### AIM OF THE TASK
Output all entries verbatim. Skip pictures.
════════════════
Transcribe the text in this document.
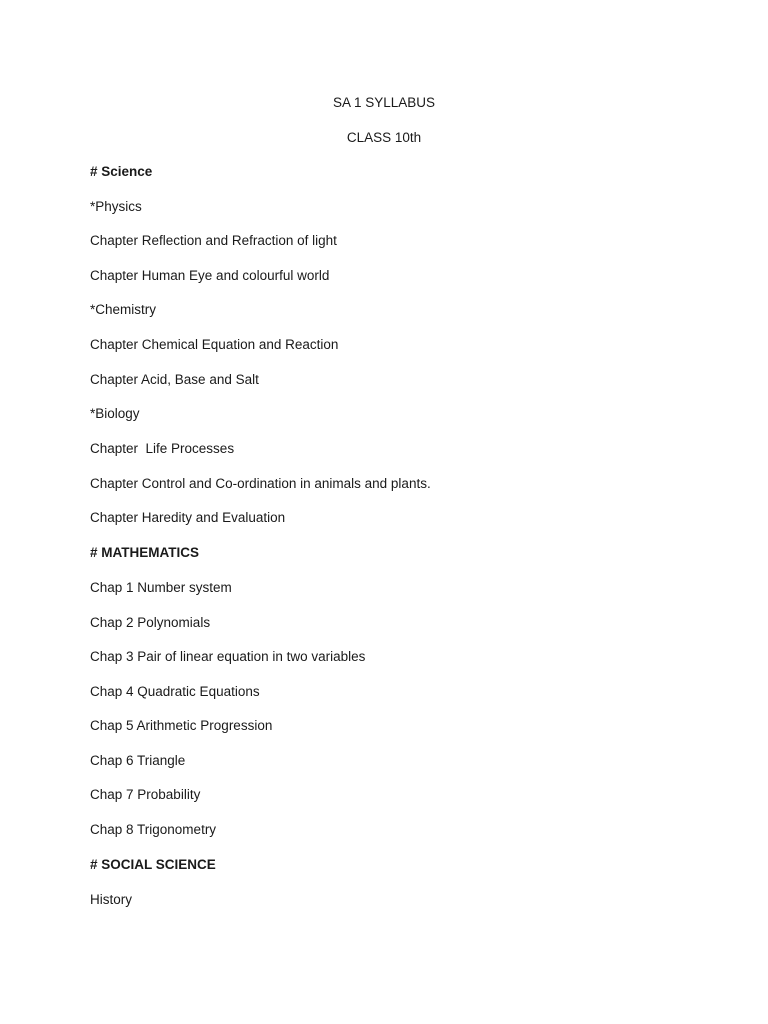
SA 1 SYLLABUS
CLASS 10th
# Science
*Physics
Chapter Reflection and Refraction of light
Chapter Human Eye and colourful world
*Chemistry
Chapter Chemical Equation and Reaction
Chapter Acid, Base and Salt
*Biology
Chapter  Life Processes
Chapter Control and Co-ordination in animals and plants.
Chapter Haredity and Evaluation
# MATHEMATICS
Chap 1 Number system
Chap 2 Polynomials
Chap 3 Pair of linear equation in two variables
Chap 4 Quadratic Equations
Chap 5 Arithmetic Progression
Chap 6 Triangle
Chap 7 Probability
Chap 8 Trigonometry
# SOCIAL SCIENCE
History
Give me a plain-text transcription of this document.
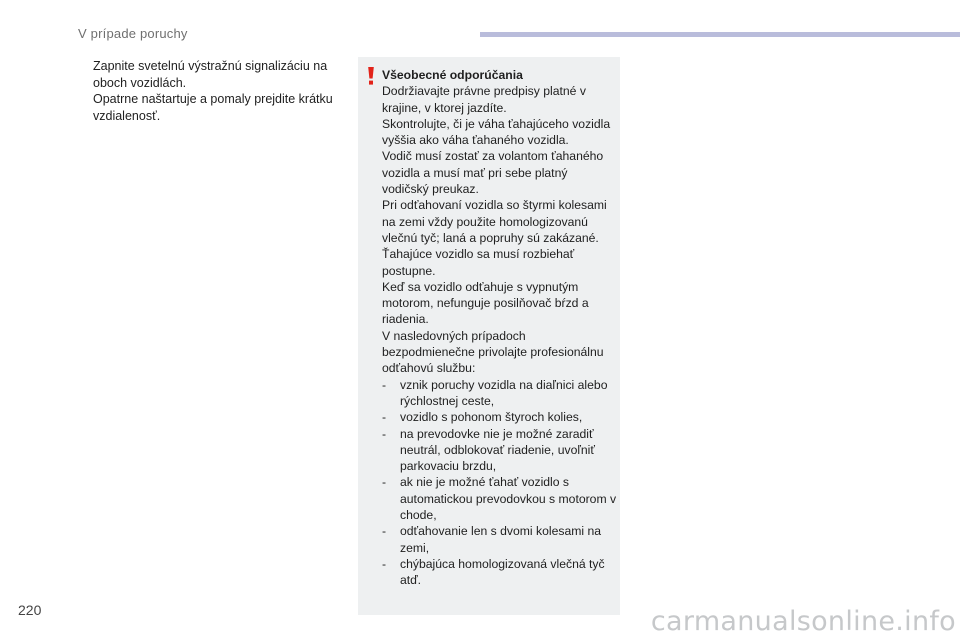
V prípade poruchy
Zapnite svetelnú výstražnú signalizáciu na oboch vozidlách.
Opatrne naštartuje a pomaly prejdite krátku vzdialenosť.
Všeobecné odporúčania

Dodržiavajte právne predpisy platné v krajine, v ktorej jazdíte.

Skontrolujte, či je váha ťahajúceho vozidla vyššia ako váha ťahaného vozidla.

Vodič musí zostať za volantom ťahaného vozidla a musí mať pri sebe platný vodičský preukaz.

Pri odťahovaní vozidla so štyrmi kolesami na zemi vždy použite homologizovanú vlečnú tyč; laná a popruhy sú zakázané.

Ťahajúce vozidlo sa musí rozbiehať postupne.

Keď sa vozidlo odťahuje s vypnutým motorom, nefunguje posilňovač bŕzd a riadenia.

V nasledovných prípadoch bezpodmienečne privolajte profesionálnu odťahovú službu:

- vznik poruchy vozidla na diaľnici alebo rýchlostnej ceste,
- vozidlo s pohonom štyroch kolies,
- na prevodovke nie je možné zaradiť neutrál, odblokovať riadenie, uvoľniť parkovaciu brzdu,
- ak nie je možné ťahať vozidlo s automatickou prevodovkou s motorom v chode,
- odťahovanie len s dvomi kolesami na zemi,
- chýbajúca homologizovaná vlečná tyč atď.
220	carmanualsonline.info
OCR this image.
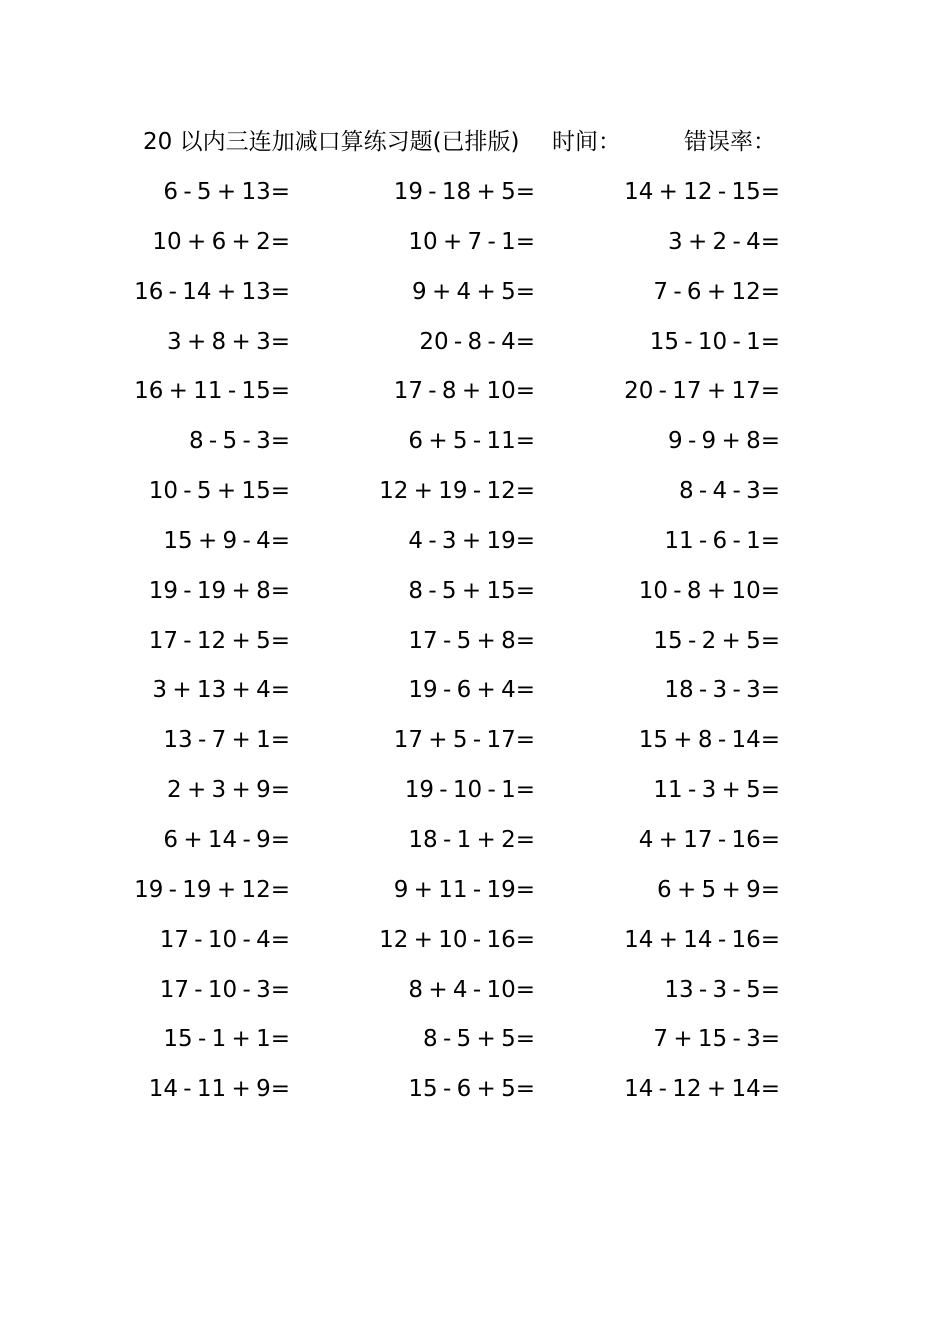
20 以内三连加减口算练习题(已排版) 时间：	错误率：
6 - 5 + 13=	19 - 18 + 5=	14 + 12 - 15=
10 + 6 + 2=	10 + 7 - 1=	3 + 2 - 4=
16 - 14 + 13=	9 + 4 + 5=	7 - 6 + 12=
3 + 8 + 3=	20 - 8 - 4=	15 - 10 - 1=
16 + 11 - 15=	17 - 8 + 10=	20 - 17 + 17=
8 - 5 - 3=	6 + 5 - 11=	9 - 9 + 8=
10 - 5 + 15=	12 + 19 - 12=	8 - 4 - 3=
15 + 9 - 4=	4 - 3 + 19=	11 - 6 - 1=
19 - 19 + 8=	8 - 5 + 15=	10 - 8 + 10=
17 - 12 + 5=	17 - 5 + 8=	15 - 2 + 5=
3 + 13 + 4=	19 - 6 + 4=	18 - 3 - 3=
13 - 7 + 1=	17 + 5 - 17=	15 + 8 - 14=
2 + 3 + 9=	19 - 10 - 1=	11 - 3 + 5=
6 + 14 - 9=	18 - 1 + 2=	4 + 17 - 16=
19 - 19 + 12=	9 + 11 - 19=	6 + 5 + 9=
17 - 10 - 4=	12 + 10 - 16=	14 + 14 - 16=
17 - 10 - 3=	8 + 4 - 10=	13 - 3 - 5=
15 - 1 + 1=	8 - 5 + 5=	7 + 15 - 3=
14 - 11 + 9=	15 - 6 + 5=	14 - 12 + 14=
════════════════
### RESPONSE
Transcribe the text in this document.
SA 1 SYLLABUS
CLASS 10th
# Science
*Physics
Chapter Reflection and Refraction of light
Chapter Human Eye and colourful world
*Chemistry
Chapter Chemical Equation and Reaction
Chapter Acid, Base and Salt
*Biology
Chapter  Life Processes
Chapter Control and Co-ordination in animals and plants.
Chapter Haredity and Evaluation
# MATHEMATICS
Chap 1 Number system
Chap 2 Polynomials
Chap 3 Pair of linear equation in two variables
Chap 4 Quadratic Equations
Chap 5 Arithmetic Progression
Chap 6 Triangle
Chap 7 Probability
Chap 8 Trigonometry
# SOCIAL SCIENCE
History
Give me a plain-text transcription of this document.
V prípade poruchy
Zapnite svetelnú výstražnú signalizáciu na oboch vozidlách.
Opatrne naštartuje a pomaly prejdite krátku vzdialenosť.
Všeobecné odporúčania

Dodržiavajte právne predpisy platné v krajine, v ktorej jazdíte.

Skontrolujte, či je váha ťahajúceho vozidla vyššia ako váha ťahaného vozidla.

Vodič musí zostať za volantom ťahaného vozidla a musí mať pri sebe platný vodičský preukaz.

Pri odťahovaní vozidla so štyrmi kolesami na zemi vždy použite homologizovanú vlečnú tyč; laná a popruhy sú zakázané.

Ťahajúce vozidlo sa musí rozbiehať postupne.

Keď sa vozidlo odťahuje s vypnutým motorom, nefunguje posilňovač bŕzd a riadenia.

V nasledovných prípadoch bezpodmienečne privolajte profesionálnu odťahovú službu:

- vznik poruchy vozidla na diaľnici alebo rýchlostnej ceste,
- vozidlo s pohonom štyroch kolies,
- na prevodovke nie je možné zaradiť neutrál, odblokovať riadenie, uvoľniť parkovaciu brzdu,
- ak nie je možné ťahať vozidlo s automatickou prevodovkou s motorom v chode,
- odťahovanie len s dvomi kolesami na zemi,
- chýbajúca homologizovaná vlečná tyč atď.
220	carmanualsonline.info
OCR this image.
20 以内三连加减口算练习题(已排版) 时间：	错误率：
6 - 5 + 13=	19 - 18 + 5=	14 + 12 - 15=
10 + 6 + 2=	10 + 7 - 1=	3 + 2 - 4=
16 - 14 + 13=	9 + 4 + 5=	7 - 6 + 12=
3 + 8 + 3=	20 - 8 - 4=	15 - 10 - 1=
16 + 11 - 15=	17 - 8 + 10=	20 - 17 + 17=
8 - 5 - 3=	6 + 5 - 11=	9 - 9 + 8=
10 - 5 + 15=	12 + 19 - 12=	8 - 4 - 3=
15 + 9 - 4=	4 - 3 + 19=	11 - 6 - 1=
19 - 19 + 8=	8 - 5 + 15=	10 - 8 + 10=
17 - 12 + 5=	17 - 5 + 8=	15 - 2 + 5=
3 + 13 + 4=	19 - 6 + 4=	18 - 3 - 3=
13 - 7 + 1=	17 + 5 - 17=	15 + 8 - 14=
2 + 3 + 9=	19 - 10 - 1=	11 - 3 + 5=
6 + 14 - 9=	18 - 1 + 2=	4 + 17 - 16=
19 - 19 + 12=	9 + 11 - 19=	6 + 5 + 9=
17 - 10 - 4=	12 + 10 - 16=	14 + 14 - 16=
17 - 10 - 3=	8 + 4 - 10=	13 - 3 - 5=
15 - 1 + 1=	8 - 5 + 5=	7 + 15 - 3=
14 - 11 + 9=	15 - 6 + 5=	14 - 12 + 14=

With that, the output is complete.